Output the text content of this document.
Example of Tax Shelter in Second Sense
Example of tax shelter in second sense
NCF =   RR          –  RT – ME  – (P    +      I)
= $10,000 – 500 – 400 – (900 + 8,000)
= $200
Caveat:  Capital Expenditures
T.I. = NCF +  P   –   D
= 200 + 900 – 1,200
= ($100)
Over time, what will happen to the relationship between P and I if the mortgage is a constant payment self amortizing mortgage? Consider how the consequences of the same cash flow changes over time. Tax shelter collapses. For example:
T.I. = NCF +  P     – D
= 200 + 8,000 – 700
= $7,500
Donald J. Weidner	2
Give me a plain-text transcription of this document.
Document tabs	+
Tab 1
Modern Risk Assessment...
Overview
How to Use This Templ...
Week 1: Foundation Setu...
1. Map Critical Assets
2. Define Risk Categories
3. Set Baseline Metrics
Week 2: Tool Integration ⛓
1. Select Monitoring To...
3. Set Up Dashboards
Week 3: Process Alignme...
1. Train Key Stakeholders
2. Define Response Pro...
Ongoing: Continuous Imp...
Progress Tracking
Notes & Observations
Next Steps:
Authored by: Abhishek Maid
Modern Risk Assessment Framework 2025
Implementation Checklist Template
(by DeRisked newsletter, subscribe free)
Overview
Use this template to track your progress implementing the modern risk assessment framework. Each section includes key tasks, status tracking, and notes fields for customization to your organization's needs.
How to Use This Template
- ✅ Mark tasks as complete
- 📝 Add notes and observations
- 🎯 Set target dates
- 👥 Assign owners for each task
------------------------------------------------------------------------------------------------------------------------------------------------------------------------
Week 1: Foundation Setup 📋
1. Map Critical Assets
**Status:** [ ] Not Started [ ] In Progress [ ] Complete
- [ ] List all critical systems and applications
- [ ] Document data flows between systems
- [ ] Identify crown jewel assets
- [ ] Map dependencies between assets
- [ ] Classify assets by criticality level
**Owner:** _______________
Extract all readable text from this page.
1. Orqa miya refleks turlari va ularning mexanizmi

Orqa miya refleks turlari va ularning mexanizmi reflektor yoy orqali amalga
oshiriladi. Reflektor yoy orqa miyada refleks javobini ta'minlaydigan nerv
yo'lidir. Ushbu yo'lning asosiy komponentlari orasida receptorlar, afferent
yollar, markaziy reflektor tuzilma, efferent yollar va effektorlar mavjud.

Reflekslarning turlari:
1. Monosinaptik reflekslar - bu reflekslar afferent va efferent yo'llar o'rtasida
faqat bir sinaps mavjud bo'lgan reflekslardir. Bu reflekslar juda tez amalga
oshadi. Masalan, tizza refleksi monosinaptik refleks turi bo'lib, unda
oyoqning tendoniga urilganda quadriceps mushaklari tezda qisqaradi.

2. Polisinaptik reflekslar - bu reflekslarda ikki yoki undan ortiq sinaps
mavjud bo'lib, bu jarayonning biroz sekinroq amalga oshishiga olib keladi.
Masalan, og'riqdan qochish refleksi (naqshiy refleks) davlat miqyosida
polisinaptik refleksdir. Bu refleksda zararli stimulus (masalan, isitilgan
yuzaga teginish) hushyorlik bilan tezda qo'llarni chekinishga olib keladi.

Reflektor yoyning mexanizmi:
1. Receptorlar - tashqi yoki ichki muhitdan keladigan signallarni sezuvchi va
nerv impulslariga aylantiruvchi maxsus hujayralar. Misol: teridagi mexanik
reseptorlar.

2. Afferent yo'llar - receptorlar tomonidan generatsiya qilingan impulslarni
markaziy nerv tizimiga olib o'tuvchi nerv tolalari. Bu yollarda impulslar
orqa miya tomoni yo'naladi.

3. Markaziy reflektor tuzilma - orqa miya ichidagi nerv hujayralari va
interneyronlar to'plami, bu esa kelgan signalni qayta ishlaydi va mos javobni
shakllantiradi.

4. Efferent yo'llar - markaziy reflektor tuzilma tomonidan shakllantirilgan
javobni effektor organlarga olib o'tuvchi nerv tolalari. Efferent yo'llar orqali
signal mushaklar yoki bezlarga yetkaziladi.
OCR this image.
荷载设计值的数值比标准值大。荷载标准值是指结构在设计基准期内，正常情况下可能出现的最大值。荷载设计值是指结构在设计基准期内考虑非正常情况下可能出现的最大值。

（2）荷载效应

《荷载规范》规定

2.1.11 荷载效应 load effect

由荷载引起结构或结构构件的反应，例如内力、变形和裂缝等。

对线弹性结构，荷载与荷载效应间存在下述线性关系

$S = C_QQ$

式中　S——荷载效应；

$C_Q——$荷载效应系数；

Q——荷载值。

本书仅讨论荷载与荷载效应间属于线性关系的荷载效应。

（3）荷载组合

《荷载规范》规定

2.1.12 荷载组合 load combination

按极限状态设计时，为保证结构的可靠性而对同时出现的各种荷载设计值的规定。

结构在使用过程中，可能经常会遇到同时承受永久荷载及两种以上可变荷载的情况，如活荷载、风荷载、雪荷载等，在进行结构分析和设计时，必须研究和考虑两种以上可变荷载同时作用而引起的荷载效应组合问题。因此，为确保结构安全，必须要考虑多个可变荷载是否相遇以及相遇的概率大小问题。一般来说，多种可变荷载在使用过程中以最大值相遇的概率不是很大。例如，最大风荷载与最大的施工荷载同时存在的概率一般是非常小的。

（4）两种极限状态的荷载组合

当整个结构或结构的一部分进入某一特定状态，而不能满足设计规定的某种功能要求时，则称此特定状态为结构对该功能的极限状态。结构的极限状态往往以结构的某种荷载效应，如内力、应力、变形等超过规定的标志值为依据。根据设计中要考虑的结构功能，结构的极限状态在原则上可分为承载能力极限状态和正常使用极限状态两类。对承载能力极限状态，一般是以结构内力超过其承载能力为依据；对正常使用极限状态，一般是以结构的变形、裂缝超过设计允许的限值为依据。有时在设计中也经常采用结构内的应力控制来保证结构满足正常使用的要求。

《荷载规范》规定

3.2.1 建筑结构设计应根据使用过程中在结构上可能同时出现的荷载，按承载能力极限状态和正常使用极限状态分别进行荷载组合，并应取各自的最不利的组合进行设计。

########

Copy each line of the data exactly, leaving nothing out.

- _Answer to this problem_:
Output the text content of this document.
Example of Tax Shelter in Second Sense
Example of tax shelter in second sense
NCF =   RR          –  RT – ME  – (P    +      I)
= $10,000 – 500 – 400 – (900 + 8,000)
= $200
Caveat:  Capital Expenditures
T.I. = NCF +  P   –   D
= 200 + 900 – 1,200
= ($100)
Over time, what will happen to the relationship between P and I if the mortgage is a constant payment self amortizing mortgage? Consider how the consequences of the same cash flow changes over time. Tax shelter collapses. For example:
T.I. = NCF +  P     – D
= 200 + 8,000 – 700
= $7,500
Donald J. Weidner	2
Give me a plain-text transcription of this document.
Document tabs	+
Tab 1
Modern Risk Assessment...
Overview
How to Use This Templ...
Week 1: Foundation Setu...
1. Map Critical Assets
2. Define Risk Categories
3. Set Baseline Metrics
Week 2: Tool Integration ⛓
1. Select Monitoring To...
3. Set Up Dashboards
Week 3: Process Alignme...
1. Train Key Stakeholders
2. Define Response Pro...
Ongoing: Continuous Imp...
Progress Tracking
Notes & Observations
Next Steps:
Authored by: Abhishek Maid
Modern Risk Assessment Framework 2025
Implementation Checklist Template
(by DeRisked newsletter, subscribe free)
Overview
Use this template to track your progress implementing the modern risk assessment framework. Each section includes key tasks, status tracking, and notes fields for customization to your organization's needs.
How to Use This Template
- ✅ Mark tasks as complete
- 📝 Add notes and observations
- 🎯 Set target dates
- 👥 Assign owners for each task
------------------------------------------------------------------------------------------------------------------------------------------------------------------------
Week 1: Foundation Setup 📋
1. Map Critical Assets
**Status:** [ ] Not Started [ ] In Progress [ ] Complete
- [ ] List all critical systems and applications
- [ ] Document data flows between systems
- [ ] Identify crown jewel assets
- [ ] Map dependencies between assets
- [ ] Classify assets by criticality level
**Owner:** _______________
Extract all readable text from this page.
1. Orqa miya refleks turlari va ularning mexanizmi

Orqa miya refleks turlari va ularning mexanizmi reflektor yoy orqali amalga
oshiriladi. Reflektor yoy orqa miyada refleks javobini ta'minlaydigan nerv
yo'lidir. Ushbu yo'lning asosiy komponentlari orasida receptorlar, afferent
yollar, markaziy reflektor tuzilma, efferent yollar va effektorlar mavjud.

Reflekslarning turlari:
1. Monosinaptik reflekslar - bu reflekslar afferent va efferent yo'llar o'rtasida
faqat bir sinaps mavjud bo'lgan reflekslardir. Bu reflekslar juda tez amalga
oshadi. Masalan, tizza refleksi monosinaptik refleks turi bo'lib, unda
oyoqning tendoniga urilganda quadriceps mushaklari tezda qisqaradi.

2. Polisinaptik reflekslar - bu reflekslarda ikki yoki undan ortiq sinaps
mavjud bo'lib, bu jarayonning biroz sekinroq amalga oshishiga olib keladi.
Masalan, og'riqdan qochish refleksi (naqshiy refleks) davlat miqyosida
polisinaptik refleksdir. Bu refleksda zararli stimulus (masalan, isitilgan
yuzaga teginish) hushyorlik bilan tezda qo'llarni chekinishga olib keladi.

Reflektor yoyning mexanizmi:
1. Receptorlar - tashqi yoki ichki muhitdan keladigan signallarni sezuvchi va
nerv impulslariga aylantiruvchi maxsus hujayralar. Misol: teridagi mexanik
reseptorlar.

2. Afferent yo'llar - receptorlar tomonidan generatsiya qilingan impulslarni
markaziy nerv tizimiga olib o'tuvchi nerv tolalari. Bu yollarda impulslar
orqa miya tomoni yo'naladi.

3. Markaziy reflektor tuzilma - orqa miya ichidagi nerv hujayralari va
interneyronlar to'plami, bu esa kelgan signalni qayta ishlaydi va mos javobni
shakllantiradi.

4. Efferent yo'llar - markaziy reflektor tuzilma tomonidan shakllantirilgan
javobni effektor organlarga olib o'tuvchi nerv tolalari. Efferent yo'llar orqali
signal mushaklar yoki bezlarga yetkaziladi.
OCR this image.
荷载设计值的数值比标准值大。荷载标准值是指结构在设计基准期内，正常情况下可能出现的最大值。荷载设计值是指结构在设计基准期内考虑非正常情况下可能出现的最大值。

（2）荷载效应

《荷载规范》规定

2.1.11 荷载效应 load effect

由荷载引起结构或结构构件的反应，例如内力、变形和裂缝等。

对线弹性结构，荷载与荷载效应间存在下述线性关系

$S = C_QQ$

式中　S——荷载效应；

$C_Q——$荷载效应系数；

Q——荷载值。

本书仅讨论荷载与荷载效应间属于线性关系的荷载效应。

（3）荷载组合

《荷载规范》规定

2.1.12 荷载组合 load combination

按极限状态设计时，为保证结构的可靠性而对同时出现的各种荷载设计值的规定。

结构在使用过程中，可能经常会遇到同时承受永久荷载及两种以上可变荷载的情况，如活荷载、风荷载、雪荷载等，在进行结构分析和设计时，必须研究和考虑两种以上可变荷载同时作用而引起的荷载效应组合问题。因此，为确保结构安全，必须要考虑多个可变荷载是否相遇以及相遇的概率大小问题。一般来说，多种可变荷载在使用过程中以最大值相遇的概率不是很大。例如，最大风荷载与最大的施工荷载同时存在的概率一般是非常小的。

（4）两种极限状态的荷载组合

当整个结构或结构的一部分进入某一特定状态，而不能满足设计规定的某种功能要求时，则称此特定状态为结构对该功能的极限状态。结构的极限状态往往以结构的某种荷载效应，如内力、应力、变形等超过规定的标志值为依据。根据设计中要考虑的结构功能，结构的极限状态在原则上可分为承载能力极限状态和正常使用极限状态两类。对承载能力极限状态，一般是以结构内力超过其承载能力为依据；对正常使用极限状态，一般是以结构的变形、裂缝超过设计允许的限值为依据。有时在设计中也经常采用结构内的应力控制来保证结构满足正常使用的要求。

《荷载规范》规定

3.2.1 建筑结构设计应根据使用过程中在结构上可能同时出现的荷载，按承载能力极限状态和正常使用极限状态分别进行荷载组合，并应取各自的最不利的组合进行设计。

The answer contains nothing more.